**The task:**
Write out the entries below once more, exactly.

────────────────────

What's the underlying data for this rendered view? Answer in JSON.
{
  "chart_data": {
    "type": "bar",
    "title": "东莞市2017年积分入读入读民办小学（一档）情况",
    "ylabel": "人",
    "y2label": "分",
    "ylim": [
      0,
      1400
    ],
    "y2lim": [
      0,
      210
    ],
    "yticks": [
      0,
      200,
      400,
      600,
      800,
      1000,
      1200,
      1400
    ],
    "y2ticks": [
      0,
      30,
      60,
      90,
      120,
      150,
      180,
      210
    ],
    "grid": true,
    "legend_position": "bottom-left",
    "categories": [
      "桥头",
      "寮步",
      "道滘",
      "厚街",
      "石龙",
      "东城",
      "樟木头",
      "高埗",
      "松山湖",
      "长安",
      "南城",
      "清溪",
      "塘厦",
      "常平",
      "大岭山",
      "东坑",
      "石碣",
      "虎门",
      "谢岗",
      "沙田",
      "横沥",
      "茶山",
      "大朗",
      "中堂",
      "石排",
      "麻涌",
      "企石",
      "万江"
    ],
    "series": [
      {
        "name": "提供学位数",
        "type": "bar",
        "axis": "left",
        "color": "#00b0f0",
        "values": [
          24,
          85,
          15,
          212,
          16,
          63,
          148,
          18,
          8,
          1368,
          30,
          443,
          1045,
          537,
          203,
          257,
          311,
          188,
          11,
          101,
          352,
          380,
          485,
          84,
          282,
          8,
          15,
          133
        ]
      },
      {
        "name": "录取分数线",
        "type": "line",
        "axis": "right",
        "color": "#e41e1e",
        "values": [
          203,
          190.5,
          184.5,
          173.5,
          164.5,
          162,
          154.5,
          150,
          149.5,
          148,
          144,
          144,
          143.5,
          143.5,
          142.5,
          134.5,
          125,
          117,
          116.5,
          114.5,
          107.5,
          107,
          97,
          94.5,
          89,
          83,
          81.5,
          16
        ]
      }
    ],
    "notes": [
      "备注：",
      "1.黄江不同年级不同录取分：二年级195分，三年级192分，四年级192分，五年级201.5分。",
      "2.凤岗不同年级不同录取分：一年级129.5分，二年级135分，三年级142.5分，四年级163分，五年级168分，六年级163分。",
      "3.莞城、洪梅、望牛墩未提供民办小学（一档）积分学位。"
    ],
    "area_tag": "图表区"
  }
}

────────────────────

**Output below:**
What's the underlying data for this rendered view? Answer in JSON.
{
  "chart_data": {
    "type": "bar",
    "title": "东莞市2017年积分入读入读民办小学（一档）情况",
    "ylabel": "人",
    "y2label": "分",
    "ylim": [
      0,
      1400
    ],
    "y2lim": [
      0,
      210
    ],
    "yticks": [
      0,
      200,
      400,
      600,
      800,
      1000,
      1200,
      1400
    ],
    "y2ticks": [
      0,
      30,
      60,
      90,
      120,
      150,
      180,
      210
    ],
    "grid": true,
    "legend_position": "bottom-left",
    "categories": [
      "桥头",
      "寮步",
      "道滘",
      "厚街",
      "石龙",
      "东城",
      "樟木头",
      "高埗",
      "松山湖",
      "长安",
      "南城",
      "清溪",
      "塘厦",
      "常平",
      "大岭山",
      "东坑",
      "石碣",
      "虎门",
      "谢岗",
      "沙田",
      "横沥",
      "茶山",
      "大朗",
      "中堂",
      "石排",
      "麻涌",
      "企石",
      "万江"
    ],
    "series": [
      {
        "name": "提供学位数",
        "type": "bar",
        "axis": "left",
        "color": "#00b0f0",
        "values": [
          24,
          85,
          15,
          212,
          16,
          63,
          148,
          18,
          8,
          1368,
          30,
          443,
          1045,
          537,
          203,
          257,
          311,
          188,
          11,
          101,
          352,
          380,
          485,
          84,
          282,
          8,
          15,
          133
        ]
      },
      {
        "name": "录取分数线",
        "type": "line",
        "axis": "right",
        "color": "#e41e1e",
        "values": [
          203,
          190.5,
          184.5,
          173.5,
          164.5,
          162,
          154.5,
          150,
          149.5,
          148,
          144,
          144,
          143.5,
          143.5,
          142.5,
          134.5,
          125,
          117,
          116.5,
          114.5,
          107.5,
          107,
          97,
          94.5,
          89,
          83,
          81.5,
          16
        ]
      }
    ],
    "notes": [
      "备注：",
      "1.黄江不同年级不同录取分：二年级195分，三年级192分，四年级192分，五年级201.5分。",
      "2.凤岗不同年级不同录取分：一年级129.5分，二年级135分，三年级142.5分，四年级163分，五年级168分，六年级163分。",
      "3.莞城、洪梅、望牛墩未提供民办小学（一档）积分学位。"
    ],
    "area_tag": "图表区"
  }
}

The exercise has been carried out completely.